# halloween CD



## JLWII2000 (Sep 13, 2010)

I know this is a long shot but I used to have a CD about 16 years ago I think I got from walmart that wasn't just sounds but also a sort of walkthrough. They would narrate through a haunted house and then down a road to a graveyard, etc. Do you know of any CD's like that? If so please post a name and/or link. Thanks!


----------



## pdcollins6092 (Aug 8, 2009)

This that I have may be what you are looking for, let me know.

http://www.4shared.com/file/Mt7skvzo/Halloween_HorrorsThe_Story_of_.html


----------



## JLWII2000 (Sep 13, 2010)

sorry that wasn't it. But I did figure it out, it's a night in a haunted house and a night in a graveyard. I think they're awesome. If you go to youtube and type in a night in a haunted house you can hear it.


----------



## Halloweiner (Oct 2, 2003)

It has also been offered here in the music area for download.


----------



## pdcollins6092 (Aug 8, 2009)
■ ■ ■ ■
**Exercises**.
**a.** Summarize the halloween CD thread in two sentences.
**b.** Reproduce the halloween CD thread word for word, beginning at the words "I know this" and stopping after "let me know.".

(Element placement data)
■ ■ ■ ■
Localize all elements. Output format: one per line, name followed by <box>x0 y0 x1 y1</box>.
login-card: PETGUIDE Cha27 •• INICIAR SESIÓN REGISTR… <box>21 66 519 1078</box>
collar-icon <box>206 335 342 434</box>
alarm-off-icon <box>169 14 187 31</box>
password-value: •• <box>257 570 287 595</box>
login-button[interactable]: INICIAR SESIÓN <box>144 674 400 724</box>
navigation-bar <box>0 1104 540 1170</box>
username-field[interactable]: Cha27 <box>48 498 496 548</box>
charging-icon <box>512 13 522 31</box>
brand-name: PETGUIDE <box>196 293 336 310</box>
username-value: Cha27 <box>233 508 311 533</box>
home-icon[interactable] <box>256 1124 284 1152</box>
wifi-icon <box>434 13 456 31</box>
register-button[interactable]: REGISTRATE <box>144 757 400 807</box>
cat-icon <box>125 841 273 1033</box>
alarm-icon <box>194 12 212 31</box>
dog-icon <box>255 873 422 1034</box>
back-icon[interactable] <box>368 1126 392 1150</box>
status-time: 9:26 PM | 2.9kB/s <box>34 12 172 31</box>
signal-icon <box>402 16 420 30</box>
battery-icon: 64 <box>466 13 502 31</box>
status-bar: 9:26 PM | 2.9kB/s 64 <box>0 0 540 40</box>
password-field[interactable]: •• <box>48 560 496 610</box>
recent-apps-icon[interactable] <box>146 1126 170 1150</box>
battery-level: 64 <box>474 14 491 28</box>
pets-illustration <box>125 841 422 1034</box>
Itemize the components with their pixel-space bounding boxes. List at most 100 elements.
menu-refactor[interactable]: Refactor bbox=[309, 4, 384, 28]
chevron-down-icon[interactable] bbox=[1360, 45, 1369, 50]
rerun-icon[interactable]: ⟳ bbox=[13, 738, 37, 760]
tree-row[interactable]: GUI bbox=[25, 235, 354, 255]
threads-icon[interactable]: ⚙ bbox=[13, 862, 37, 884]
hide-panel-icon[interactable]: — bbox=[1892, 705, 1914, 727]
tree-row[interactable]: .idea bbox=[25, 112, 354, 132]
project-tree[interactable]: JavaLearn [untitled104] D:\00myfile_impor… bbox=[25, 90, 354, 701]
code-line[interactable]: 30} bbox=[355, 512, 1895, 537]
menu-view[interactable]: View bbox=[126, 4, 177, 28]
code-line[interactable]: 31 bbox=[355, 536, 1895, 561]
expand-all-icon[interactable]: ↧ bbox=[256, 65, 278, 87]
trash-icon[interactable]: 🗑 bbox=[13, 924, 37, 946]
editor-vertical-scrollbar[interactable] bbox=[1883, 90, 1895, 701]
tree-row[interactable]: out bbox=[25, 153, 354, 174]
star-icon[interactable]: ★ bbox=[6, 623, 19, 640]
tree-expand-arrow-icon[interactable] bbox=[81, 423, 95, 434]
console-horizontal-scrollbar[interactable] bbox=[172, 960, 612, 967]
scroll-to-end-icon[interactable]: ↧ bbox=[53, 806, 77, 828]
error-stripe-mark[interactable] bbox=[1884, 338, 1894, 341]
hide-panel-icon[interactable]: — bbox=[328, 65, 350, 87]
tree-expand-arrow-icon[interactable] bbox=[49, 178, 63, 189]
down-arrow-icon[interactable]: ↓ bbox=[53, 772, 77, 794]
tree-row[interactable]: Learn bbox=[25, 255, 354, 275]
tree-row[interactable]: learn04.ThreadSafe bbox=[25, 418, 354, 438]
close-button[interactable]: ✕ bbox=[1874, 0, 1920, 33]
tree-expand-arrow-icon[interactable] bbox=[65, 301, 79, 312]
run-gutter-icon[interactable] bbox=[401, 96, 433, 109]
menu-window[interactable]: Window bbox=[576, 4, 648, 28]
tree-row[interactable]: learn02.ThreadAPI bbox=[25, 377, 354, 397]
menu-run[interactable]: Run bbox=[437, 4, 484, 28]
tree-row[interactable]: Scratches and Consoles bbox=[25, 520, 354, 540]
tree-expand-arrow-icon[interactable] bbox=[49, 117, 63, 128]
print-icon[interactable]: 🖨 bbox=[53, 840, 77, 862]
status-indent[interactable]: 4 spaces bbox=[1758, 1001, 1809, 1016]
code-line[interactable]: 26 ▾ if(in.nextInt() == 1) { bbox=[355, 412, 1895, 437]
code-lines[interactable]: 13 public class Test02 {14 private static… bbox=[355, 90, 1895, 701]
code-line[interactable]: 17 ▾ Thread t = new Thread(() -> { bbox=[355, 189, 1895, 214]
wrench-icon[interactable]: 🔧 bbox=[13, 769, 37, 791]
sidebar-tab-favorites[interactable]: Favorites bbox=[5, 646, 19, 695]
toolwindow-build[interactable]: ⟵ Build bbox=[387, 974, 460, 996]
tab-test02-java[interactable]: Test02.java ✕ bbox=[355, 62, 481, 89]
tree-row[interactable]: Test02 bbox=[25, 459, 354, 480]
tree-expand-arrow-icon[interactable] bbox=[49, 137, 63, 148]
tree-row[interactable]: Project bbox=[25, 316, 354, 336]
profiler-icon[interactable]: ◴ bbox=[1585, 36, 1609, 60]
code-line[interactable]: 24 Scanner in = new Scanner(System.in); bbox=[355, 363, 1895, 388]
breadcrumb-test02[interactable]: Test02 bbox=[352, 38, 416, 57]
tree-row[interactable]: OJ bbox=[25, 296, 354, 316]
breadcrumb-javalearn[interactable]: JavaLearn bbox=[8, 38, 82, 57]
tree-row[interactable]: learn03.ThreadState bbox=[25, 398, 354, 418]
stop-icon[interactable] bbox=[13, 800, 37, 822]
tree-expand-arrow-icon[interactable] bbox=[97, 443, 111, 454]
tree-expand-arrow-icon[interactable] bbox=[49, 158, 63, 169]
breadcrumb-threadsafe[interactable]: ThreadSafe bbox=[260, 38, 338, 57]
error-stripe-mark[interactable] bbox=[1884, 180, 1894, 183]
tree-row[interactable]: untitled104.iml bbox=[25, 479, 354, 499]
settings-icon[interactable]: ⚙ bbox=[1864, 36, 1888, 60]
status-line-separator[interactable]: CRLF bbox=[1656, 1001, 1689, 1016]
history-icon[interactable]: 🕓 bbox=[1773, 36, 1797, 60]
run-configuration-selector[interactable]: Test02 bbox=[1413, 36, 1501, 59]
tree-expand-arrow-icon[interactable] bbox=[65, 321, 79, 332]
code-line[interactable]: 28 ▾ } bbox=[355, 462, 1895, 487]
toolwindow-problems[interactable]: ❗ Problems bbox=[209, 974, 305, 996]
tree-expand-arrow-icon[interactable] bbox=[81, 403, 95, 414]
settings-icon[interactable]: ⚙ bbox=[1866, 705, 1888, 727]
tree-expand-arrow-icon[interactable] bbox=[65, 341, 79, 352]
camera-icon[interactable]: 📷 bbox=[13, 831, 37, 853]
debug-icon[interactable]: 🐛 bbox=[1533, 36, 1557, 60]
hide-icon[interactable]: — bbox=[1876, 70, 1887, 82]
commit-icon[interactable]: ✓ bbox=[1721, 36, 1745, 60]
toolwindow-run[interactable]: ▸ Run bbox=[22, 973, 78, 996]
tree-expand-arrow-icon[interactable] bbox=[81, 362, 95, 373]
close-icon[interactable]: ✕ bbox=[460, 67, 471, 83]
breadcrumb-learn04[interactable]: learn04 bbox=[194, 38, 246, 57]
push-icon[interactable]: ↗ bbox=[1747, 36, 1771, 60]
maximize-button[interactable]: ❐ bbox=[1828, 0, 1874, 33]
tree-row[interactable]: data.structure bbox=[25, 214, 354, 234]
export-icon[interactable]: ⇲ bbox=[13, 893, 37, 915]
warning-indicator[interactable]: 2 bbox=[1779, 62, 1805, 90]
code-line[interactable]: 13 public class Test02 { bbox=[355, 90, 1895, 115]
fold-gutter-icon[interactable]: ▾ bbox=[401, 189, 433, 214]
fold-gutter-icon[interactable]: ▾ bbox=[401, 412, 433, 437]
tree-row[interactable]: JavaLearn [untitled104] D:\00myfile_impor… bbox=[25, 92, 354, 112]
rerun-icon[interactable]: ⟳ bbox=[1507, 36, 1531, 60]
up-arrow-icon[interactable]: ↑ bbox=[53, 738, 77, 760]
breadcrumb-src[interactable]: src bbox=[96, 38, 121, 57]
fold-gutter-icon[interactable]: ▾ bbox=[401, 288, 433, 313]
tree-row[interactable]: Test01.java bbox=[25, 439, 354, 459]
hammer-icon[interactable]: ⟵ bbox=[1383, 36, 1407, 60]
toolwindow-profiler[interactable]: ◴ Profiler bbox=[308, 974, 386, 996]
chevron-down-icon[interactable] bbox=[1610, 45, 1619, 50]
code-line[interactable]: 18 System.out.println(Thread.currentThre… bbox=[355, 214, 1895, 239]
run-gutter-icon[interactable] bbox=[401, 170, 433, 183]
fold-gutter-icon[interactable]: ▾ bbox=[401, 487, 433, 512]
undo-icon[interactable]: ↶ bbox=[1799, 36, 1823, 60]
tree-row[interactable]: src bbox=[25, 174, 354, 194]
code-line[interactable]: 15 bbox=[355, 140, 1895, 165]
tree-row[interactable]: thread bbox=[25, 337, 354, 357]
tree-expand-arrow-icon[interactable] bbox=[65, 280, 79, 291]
■ ■ ■ ■
**Worked answers**.
**a.** A poster asks for the name of a CD, likely bought at Walmart about 16 years earlier, that combined sounds with a narrated walkthrough of a haunted house and a road to a graveyard. After rejecting a file link another member offered, the poster identifies the recordings as a night in a haunted house and a night in a graveyard, says they can be heard on YouTube, and a third member notes it has also been offered for download in the music area.

**b.**
I know this is a long shot but I used to have a CD about 16 years ago I think I got from walmart that wasn't just sounds but also a sort of walkthrough. They would narrate through a haunted house and then down a road to a graveyard, etc. Do you know of any CD's like that? If so please post a name and/or link. Thanks!


----------



## pdcollins6092 (Aug 8, 2009)

This that I have may be what you are looking for, let me know.